*Given information:*
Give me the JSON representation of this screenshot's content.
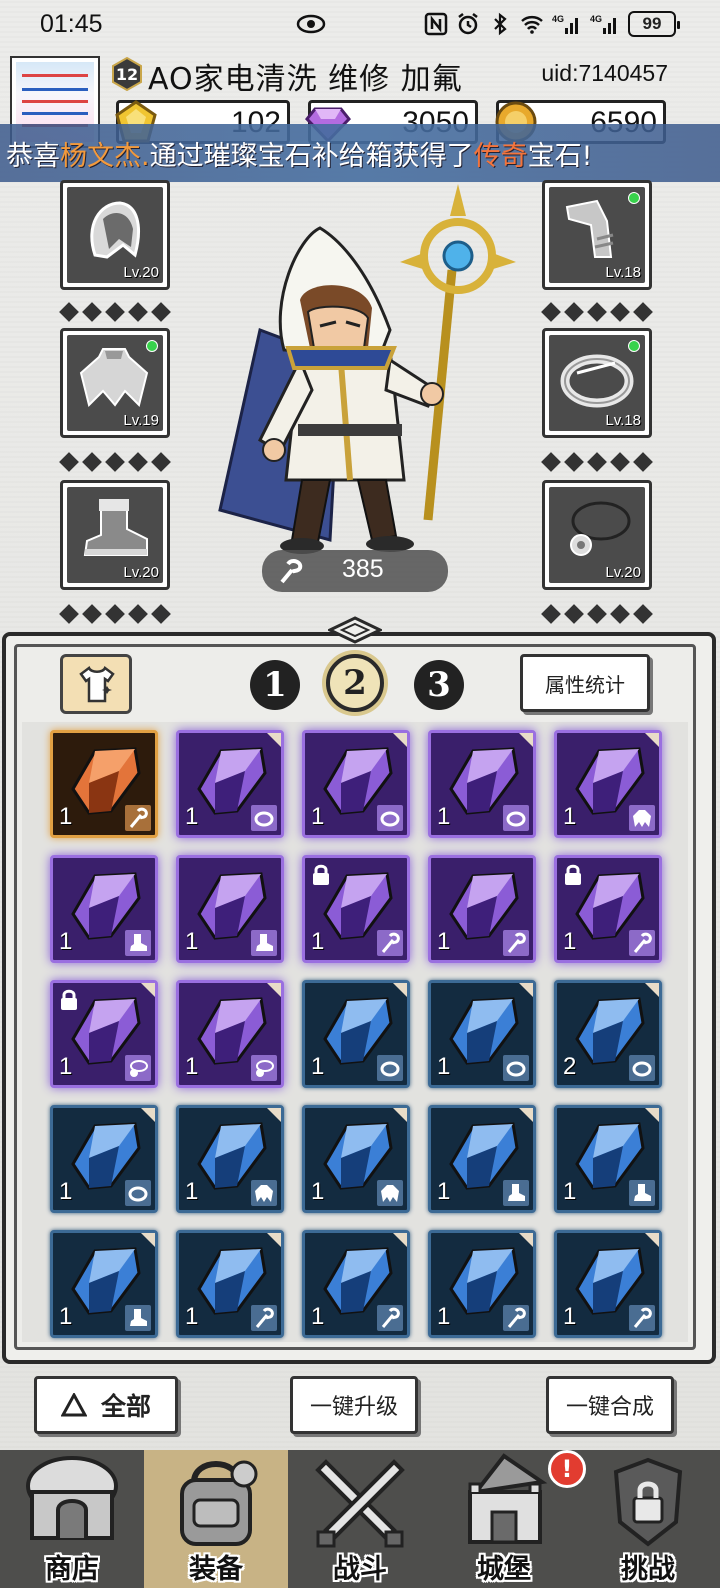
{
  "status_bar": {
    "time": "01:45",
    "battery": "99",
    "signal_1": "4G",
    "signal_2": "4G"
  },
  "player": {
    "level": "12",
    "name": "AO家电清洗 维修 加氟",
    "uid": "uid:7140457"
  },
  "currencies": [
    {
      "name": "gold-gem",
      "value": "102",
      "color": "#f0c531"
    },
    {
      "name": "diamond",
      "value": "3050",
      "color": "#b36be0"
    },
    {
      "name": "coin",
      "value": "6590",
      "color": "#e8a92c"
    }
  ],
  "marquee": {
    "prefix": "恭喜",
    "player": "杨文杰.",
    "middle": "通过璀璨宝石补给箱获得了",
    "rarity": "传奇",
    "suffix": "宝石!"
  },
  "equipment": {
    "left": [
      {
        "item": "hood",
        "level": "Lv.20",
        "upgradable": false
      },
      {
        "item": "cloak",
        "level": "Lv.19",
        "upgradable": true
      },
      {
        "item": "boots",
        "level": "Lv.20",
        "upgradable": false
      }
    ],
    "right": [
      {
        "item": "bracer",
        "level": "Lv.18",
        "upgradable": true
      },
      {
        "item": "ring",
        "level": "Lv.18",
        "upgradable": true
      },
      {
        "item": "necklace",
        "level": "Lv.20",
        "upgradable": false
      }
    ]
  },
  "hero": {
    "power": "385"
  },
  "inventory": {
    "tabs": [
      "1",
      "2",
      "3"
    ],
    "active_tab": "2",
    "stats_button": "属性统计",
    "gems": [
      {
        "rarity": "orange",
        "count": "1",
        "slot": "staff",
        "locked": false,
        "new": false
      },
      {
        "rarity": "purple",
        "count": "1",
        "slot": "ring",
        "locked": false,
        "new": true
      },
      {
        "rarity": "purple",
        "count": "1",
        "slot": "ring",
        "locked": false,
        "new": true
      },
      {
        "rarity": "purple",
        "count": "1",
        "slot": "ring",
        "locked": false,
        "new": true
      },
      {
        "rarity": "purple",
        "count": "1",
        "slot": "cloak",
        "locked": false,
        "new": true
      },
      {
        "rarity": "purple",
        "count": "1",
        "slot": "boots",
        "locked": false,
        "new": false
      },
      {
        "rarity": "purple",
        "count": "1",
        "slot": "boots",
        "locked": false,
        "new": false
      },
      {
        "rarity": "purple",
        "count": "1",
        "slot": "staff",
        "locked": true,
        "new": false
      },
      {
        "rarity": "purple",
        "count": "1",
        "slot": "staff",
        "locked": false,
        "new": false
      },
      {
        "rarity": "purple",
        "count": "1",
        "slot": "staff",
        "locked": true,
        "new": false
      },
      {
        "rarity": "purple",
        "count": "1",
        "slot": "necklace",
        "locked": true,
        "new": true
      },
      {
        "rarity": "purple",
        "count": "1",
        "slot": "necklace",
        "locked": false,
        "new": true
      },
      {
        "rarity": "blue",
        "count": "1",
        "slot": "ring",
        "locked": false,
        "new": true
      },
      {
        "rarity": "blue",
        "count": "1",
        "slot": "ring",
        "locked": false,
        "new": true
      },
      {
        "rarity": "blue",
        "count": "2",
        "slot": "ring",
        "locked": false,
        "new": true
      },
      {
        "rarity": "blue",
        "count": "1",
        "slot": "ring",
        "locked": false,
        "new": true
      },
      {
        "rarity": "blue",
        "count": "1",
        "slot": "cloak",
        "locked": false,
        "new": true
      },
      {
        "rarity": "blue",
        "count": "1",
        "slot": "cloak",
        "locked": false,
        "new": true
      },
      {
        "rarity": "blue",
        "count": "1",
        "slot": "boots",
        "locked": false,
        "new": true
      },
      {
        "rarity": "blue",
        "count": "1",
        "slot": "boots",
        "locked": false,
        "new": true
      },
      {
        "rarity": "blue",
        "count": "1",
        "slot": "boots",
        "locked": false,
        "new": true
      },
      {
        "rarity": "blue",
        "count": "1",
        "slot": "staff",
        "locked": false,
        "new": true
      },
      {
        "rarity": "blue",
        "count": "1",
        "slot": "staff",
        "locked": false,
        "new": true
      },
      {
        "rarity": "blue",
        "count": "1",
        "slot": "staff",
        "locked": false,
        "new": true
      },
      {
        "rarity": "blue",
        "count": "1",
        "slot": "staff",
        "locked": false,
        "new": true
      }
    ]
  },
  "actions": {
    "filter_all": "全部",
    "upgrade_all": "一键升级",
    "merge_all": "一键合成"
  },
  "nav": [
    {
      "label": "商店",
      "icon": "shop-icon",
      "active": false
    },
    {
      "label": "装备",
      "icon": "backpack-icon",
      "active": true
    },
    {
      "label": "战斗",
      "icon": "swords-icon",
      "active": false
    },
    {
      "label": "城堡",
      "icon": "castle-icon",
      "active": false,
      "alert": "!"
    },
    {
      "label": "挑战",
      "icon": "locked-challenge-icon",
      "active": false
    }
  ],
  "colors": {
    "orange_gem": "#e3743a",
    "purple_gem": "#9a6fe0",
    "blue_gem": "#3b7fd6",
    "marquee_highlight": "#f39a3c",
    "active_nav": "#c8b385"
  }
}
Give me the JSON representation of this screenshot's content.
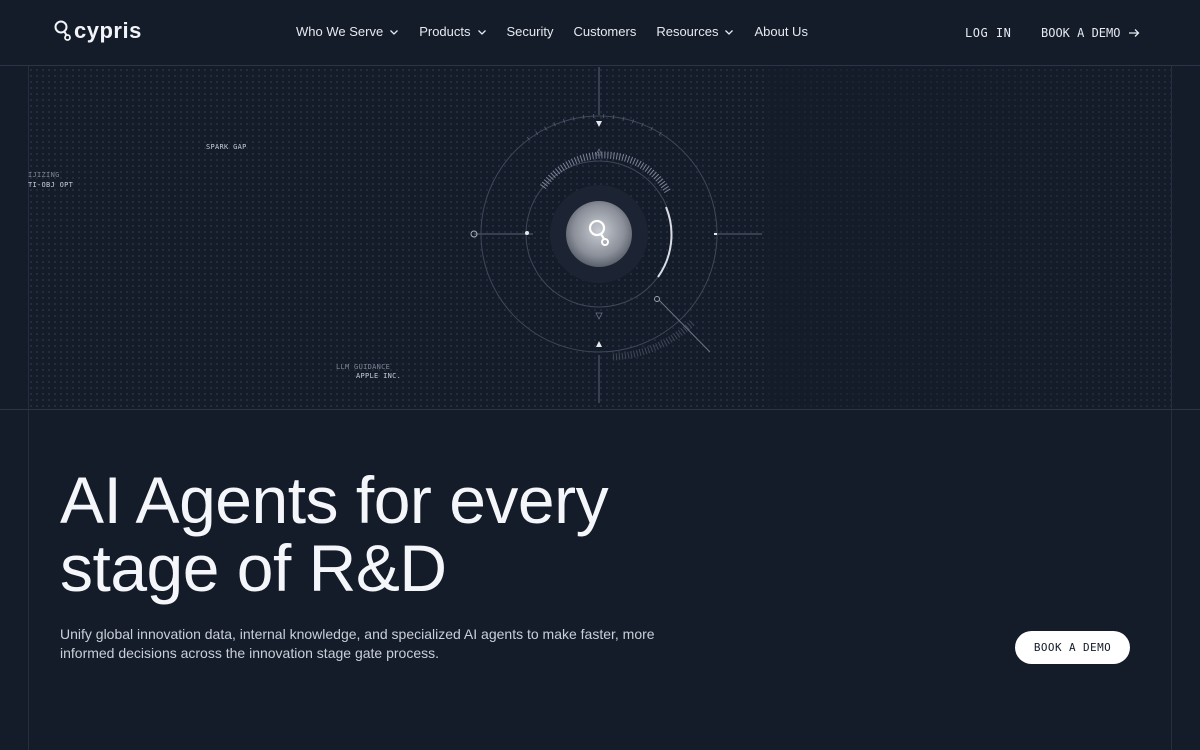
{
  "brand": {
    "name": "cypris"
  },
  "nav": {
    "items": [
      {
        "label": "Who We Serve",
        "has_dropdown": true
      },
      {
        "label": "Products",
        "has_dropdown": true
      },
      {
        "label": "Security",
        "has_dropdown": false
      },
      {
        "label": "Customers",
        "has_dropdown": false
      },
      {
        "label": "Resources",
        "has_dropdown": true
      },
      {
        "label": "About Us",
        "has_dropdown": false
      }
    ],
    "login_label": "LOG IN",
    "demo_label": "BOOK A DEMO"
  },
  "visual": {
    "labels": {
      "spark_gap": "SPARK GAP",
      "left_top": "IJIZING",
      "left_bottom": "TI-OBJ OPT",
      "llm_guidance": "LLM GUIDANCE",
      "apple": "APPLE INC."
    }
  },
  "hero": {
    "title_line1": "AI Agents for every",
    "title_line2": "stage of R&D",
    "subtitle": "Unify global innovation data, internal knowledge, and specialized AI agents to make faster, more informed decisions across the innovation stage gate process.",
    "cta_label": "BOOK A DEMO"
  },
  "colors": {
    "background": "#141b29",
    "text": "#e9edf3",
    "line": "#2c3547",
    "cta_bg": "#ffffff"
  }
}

*Written exercise:* Give all the lines above again, character for character, without pictures.

*The answer:*
Give me the JSON representation of this screenshot's content.
{
  "status_bar": {
    "time": "01:45",
    "battery": "99",
    "signal_1": "4G",
    "signal_2": "4G"
  },
  "player": {
    "level": "12",
    "name": "AO家电清洗 维修 加氟",
    "uid": "uid:7140457"
  },
  "currencies": [
    {
      "name": "gold-gem",
      "value": "102",
      "color": "#f0c531"
    },
    {
      "name": "diamond",
      "value": "3050",
      "color": "#b36be0"
    },
    {
      "name": "coin",
      "value": "6590",
      "color": "#e8a92c"
    }
  ],
  "marquee": {
    "prefix": "恭喜",
    "player": "杨文杰.",
    "middle": "通过璀璨宝石补给箱获得了",
    "rarity": "传奇",
    "suffix": "宝石!"
  },
  "equipment": {
    "left": [
      {
        "item": "hood",
        "level": "Lv.20",
        "upgradable": false
      },
      {
        "item": "cloak",
        "level": "Lv.19",
        "upgradable": true
      },
      {
        "item": "boots",
        "level": "Lv.20",
        "upgradable": false
      }
    ],
    "right": [
      {
        "item": "bracer",
        "level": "Lv.18",
        "upgradable": true
      },
      {
        "item": "ring",
        "level": "Lv.18",
        "upgradable": true
      },
      {
        "item": "necklace",
        "level": "Lv.20",
        "upgradable": false
      }
    ]
  },
  "hero": {
    "power": "385"
  },
  "inventory": {
    "tabs": [
      "1",
      "2",
      "3"
    ],
    "active_tab": "2",
    "stats_button": "属性统计",
    "gems": [
      {
        "rarity": "orange",
        "count": "1",
        "slot": "staff",
        "locked": false,
        "new": false
      },
      {
        "rarity": "purple",
        "count": "1",
        "slot": "ring",
        "locked": false,
        "new": true
      },
      {
        "rarity": "purple",
        "count": "1",
        "slot": "ring",
        "locked": false,
        "new": true
      },
      {
        "rarity": "purple",
        "count": "1",
        "slot": "ring",
        "locked": false,
        "new": true
      },
      {
        "rarity": "purple",
        "count": "1",
        "slot": "cloak",
        "locked": false,
        "new": true
      },
      {
        "rarity": "purple",
        "count": "1",
        "slot": "boots",
        "locked": false,
        "new": false
      },
      {
        "rarity": "purple",
        "count": "1",
        "slot": "boots",
        "locked": false,
        "new": false
      },
      {
        "rarity": "purple",
        "count": "1",
        "slot": "staff",
        "locked": true,
        "new": false
      },
      {
        "rarity": "purple",
        "count": "1",
        "slot": "staff",
        "locked": false,
        "new": false
      },
      {
        "rarity": "purple",
        "count": "1",
        "slot": "staff",
        "locked": true,
        "new": false
      },
      {
        "rarity": "purple",
        "count": "1",
        "slot": "necklace",
        "locked": true,
        "new": true
      },
      {
        "rarity": "purple",
        "count": "1",
        "slot": "necklace",
        "locked": false,
        "new": true
      },
      {
        "rarity": "blue",
        "count": "1",
        "slot": "ring",
        "locked": false,
        "new": true
      },
      {
        "rarity": "blue",
        "count": "1",
        "slot": "ring",
        "locked": false,
        "new": true
      },
      {
        "rarity": "blue",
        "count": "2",
        "slot": "ring",
        "locked": false,
        "new": true
      },
      {
        "rarity": "blue",
        "count": "1",
        "slot": "ring",
        "locked": false,
        "new": true
      },
      {
        "rarity": "blue",
        "count": "1",
        "slot": "cloak",
        "locked": false,
        "new": true
      },
      {
        "rarity": "blue",
        "count": "1",
        "slot": "cloak",
        "locked": false,
        "new": true
      },
      {
        "rarity": "blue",
        "count": "1",
        "slot": "boots",
        "locked": false,
        "new": true
      },
      {
        "rarity": "blue",
        "count": "1",
        "slot": "boots",
        "locked": false,
        "new": true
      },
      {
        "rarity": "blue",
        "count": "1",
        "slot": "boots",
        "locked": false,
        "new": true
      },
      {
        "rarity": "blue",
        "count": "1",
        "slot": "staff",
        "locked": false,
        "new": true
      },
      {
        "rarity": "blue",
        "count": "1",
        "slot": "staff",
        "locked": false,
        "new": true
      },
      {
        "rarity": "blue",
        "count": "1",
        "slot": "staff",
        "locked": false,
        "new": true
      },
      {
        "rarity": "blue",
        "count": "1",
        "slot": "staff",
        "locked": false,
        "new": true
      }
    ]
  },
  "actions": {
    "filter_all": "全部",
    "upgrade_all": "一键升级",
    "merge_all": "一键合成"
  },
  "nav": [
    {
      "label": "商店",
      "icon": "shop-icon",
      "active": false
    },
    {
      "label": "装备",
      "icon": "backpack-icon",
      "active": true
    },
    {
      "label": "战斗",
      "icon": "swords-icon",
      "active": false
    },
    {
      "label": "城堡",
      "icon": "castle-icon",
      "active": false,
      "alert": "!"
    },
    {
      "label": "挑战",
      "icon": "locked-challenge-icon",
      "active": false
    }
  ],
  "colors": {
    "orange_gem": "#e3743a",
    "purple_gem": "#9a6fe0",
    "blue_gem": "#3b7fd6",
    "marquee_highlight": "#f39a3c",
    "active_nav": "#c8b385"
  }
}
Give me the JSON representation of this screenshot's content.
{
  "brand": {
    "name": "cypris"
  },
  "nav": {
    "items": [
      {
        "label": "Who We Serve",
        "has_dropdown": true
      },
      {
        "label": "Products",
        "has_dropdown": true
      },
      {
        "label": "Security",
        "has_dropdown": false
      },
      {
        "label": "Customers",
        "has_dropdown": false
      },
      {
        "label": "Resources",
        "has_dropdown": true
      },
      {
        "label": "About Us",
        "has_dropdown": false
      }
    ],
    "login_label": "LOG IN",
    "demo_label": "BOOK A DEMO"
  },
  "visual": {
    "labels": {
      "spark_gap": "SPARK GAP",
      "left_top": "IJIZING",
      "left_bottom": "TI-OBJ OPT",
      "llm_guidance": "LLM GUIDANCE",
      "apple": "APPLE INC."
    }
  },
  "hero": {
    "title_line1": "AI Agents for every",
    "title_line2": "stage of R&D",
    "subtitle": "Unify global innovation data, internal knowledge, and specialized AI agents to make faster, more informed decisions across the innovation stage gate process.",
    "cta_label": "BOOK A DEMO"
  },
  "colors": {
    "background": "#141b29",
    "text": "#e9edf3",
    "line": "#2c3547",
    "cta_bg": "#ffffff"
  }
}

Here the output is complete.